Records from a collection:
★ ★ ★
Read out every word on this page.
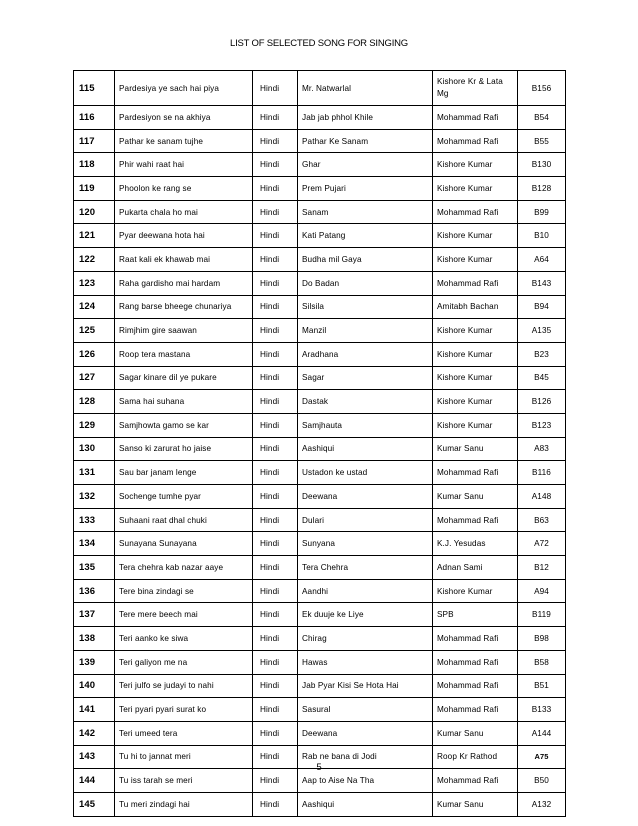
LIST OF SELECTED SONG FOR SINGING
115	Pardesiya ye sach hai piya	Hindi	Mr. Natwarlal	Kishore Kr & Lata Mg	B156
116	Pardesiyon se na akhiya	Hindi	Jab jab phhol Khile	Mohammad Rafi	B54
117	Pathar ke sanam tujhe	Hindi	Pathar Ke Sanam	Mohammad Rafi	B55
118	Phir wahi raat hai	Hindi	Ghar	Kishore Kumar	B130
119	Phoolon ke rang se	Hindi	Prem Pujari	Kishore Kumar	B128
120	Pukarta chala ho mai	Hindi	Sanam	Mohammad Rafi	B99
121	Pyar deewana hota hai	Hindi	Kati Patang	Kishore Kumar	B10
122	Raat kali ek khawab mai	Hindi	Budha mil Gaya	Kishore Kumar	A64
123	Raha gardisho mai hardam	Hindi	Do Badan	Mohammad Rafi	B143
124	Rang barse bheege chunariya	Hindi	Silsila	Amitabh Bachan	B94
125	Rimjhim gire saawan	Hindi	Manzil	Kishore Kumar	A135
126	Roop tera mastana	Hindi	Aradhana	Kishore Kumar	B23
127	Sagar kinare dil ye pukare	Hindi	Sagar	Kishore Kumar	B45
128	Sama hai suhana	Hindi	Dastak	Kishore Kumar	B126
129	Samjhowta gamo se kar	Hindi	Samjhauta	Kishore Kumar	B123
130	Sanso ki zarurat ho jaise	Hindi	Aashiqui	Kumar Sanu	A83
131	Sau bar janam lenge	Hindi	Ustadon ke ustad	Mohammad Rafi	B116
132	Sochenge tumhe pyar	Hindi	Deewana	Kumar Sanu	A148
133	Suhaani raat dhal chuki	Hindi	Dulari	Mohammad Rafi	B63
134	Sunayana Sunayana	Hindi	Sunyana	K.J. Yesudas	A72
135	Tera chehra kab nazar aaye	Hindi	Tera Chehra	Adnan Sami	B12
136	Tere bina zindagi se	Hindi	Aandhi	Kishore Kumar	A94
137	Tere mere beech mai	Hindi	Ek duuje ke Liye	SPB	B119
138	Teri aanko ke siwa	Hindi	Chirag	Mohammad Rafi	B98
139	Teri galiyon me na	Hindi	Hawas	Mohammad Rafi	B58
140	Teri julfo se judayi to nahi	Hindi	Jab Pyar Kisi Se Hota Hai	Mohammad Rafi	B51
141	Teri pyari pyari surat ko	Hindi	Sasural	Mohammad Rafi	B133
142	Teri umeed tera	Hindi	Deewana	Kumar Sanu	A144
143	Tu hi to jannat meri	Hindi	Rab ne bana di Jodi	Roop Kr Rathod	A75
144	Tu iss tarah se meri	Hindi	Aap to Aise Na Tha	Mohammad Rafi	B50
145	Tu meri zindagi hai	Hindi	Aashiqui	Kumar Sanu	A132
5
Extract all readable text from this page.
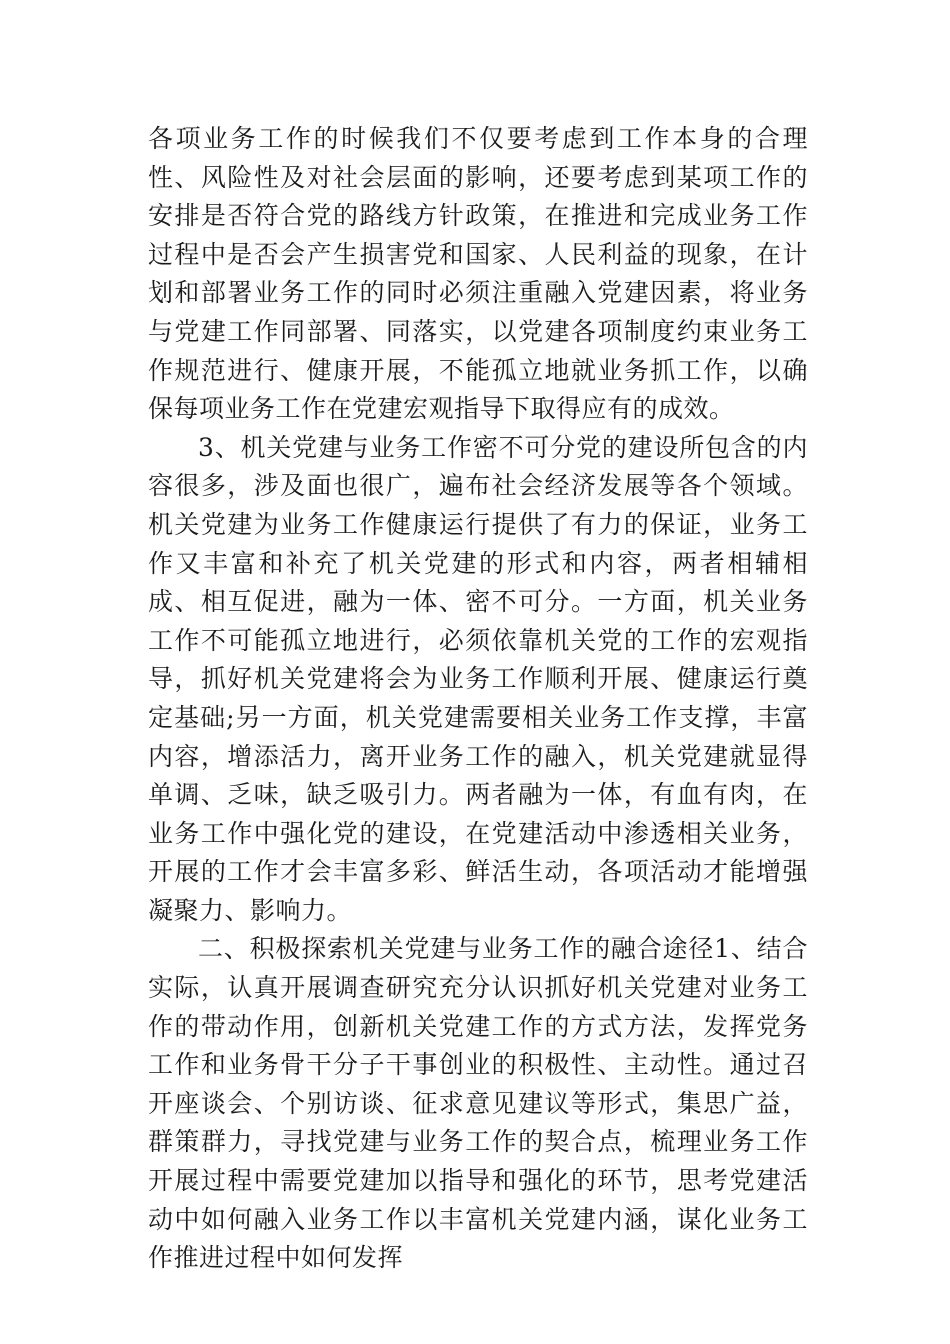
各项业务工作的时候我们不仅要考虑到工作本身的合理性、风险性及对社会层面的影响，还要考虑到某项工作的安排是否符合党的路线方针政策，在推进和完成业务工作过程中是否会产生损害党和国家、人民利益的现象，在计划和部署业务工作的同时必须注重融入党建因素，将业务与党建工作同部署、同落实，以党建各项制度约束业务工作规范进行、健康开展，不能孤立地就业务抓工作，以确保每项业务工作在党建宏观指导下取得应有的成效。

3、机关党建与业务工作密不可分党的建设所包含的内容很多，涉及面也很广，遍布社会经济发展等各个领域。机关党建为业务工作健康运行提供了有力的保证，业务工作又丰富和补充了机关党建的形式和内容，两者相辅相成、相互促进，融为一体、密不可分。一方面，机关业务工作不可能孤立地进行，必须依靠机关党的工作的宏观指导，抓好机关党建将会为业务工作顺利开展、健康运行奠定基础;另一方面，机关党建需要相关业务工作支撑，丰富内容，增添活力，离开业务工作的融入，机关党建就显得单调、乏味，缺乏吸引力。两者融为一体，有血有肉，在业务工作中强化党的建设，在党建活动中渗透相关业务，开展的工作才会丰富多彩、鲜活生动，各项活动才能增强凝聚力、影响力。

二、积极探索机关党建与业务工作的融合途径1、结合实际，认真开展调查研究充分认识抓好机关党建对业务工作的带动作用，创新机关党建工作的方式方法，发挥党务工作和业务骨干分子干事创业的积极性、主动性。通过召开座谈会、个别访谈、征求意见建议等形式，集思广益，群策群力，寻找党建与业务工作的契合点，梳理业务工作开展过程中需要党建加以指导和强化的环节，思考党建活动中如何融入业务工作以丰富机关党建内涵，谋化业务工作推进过程中如何发挥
★ ★ ★
Locate the word "this" in the records above, and return each line that has it.

• Answer to the task:
Read out every word on this page.
Extract all readable text from this page.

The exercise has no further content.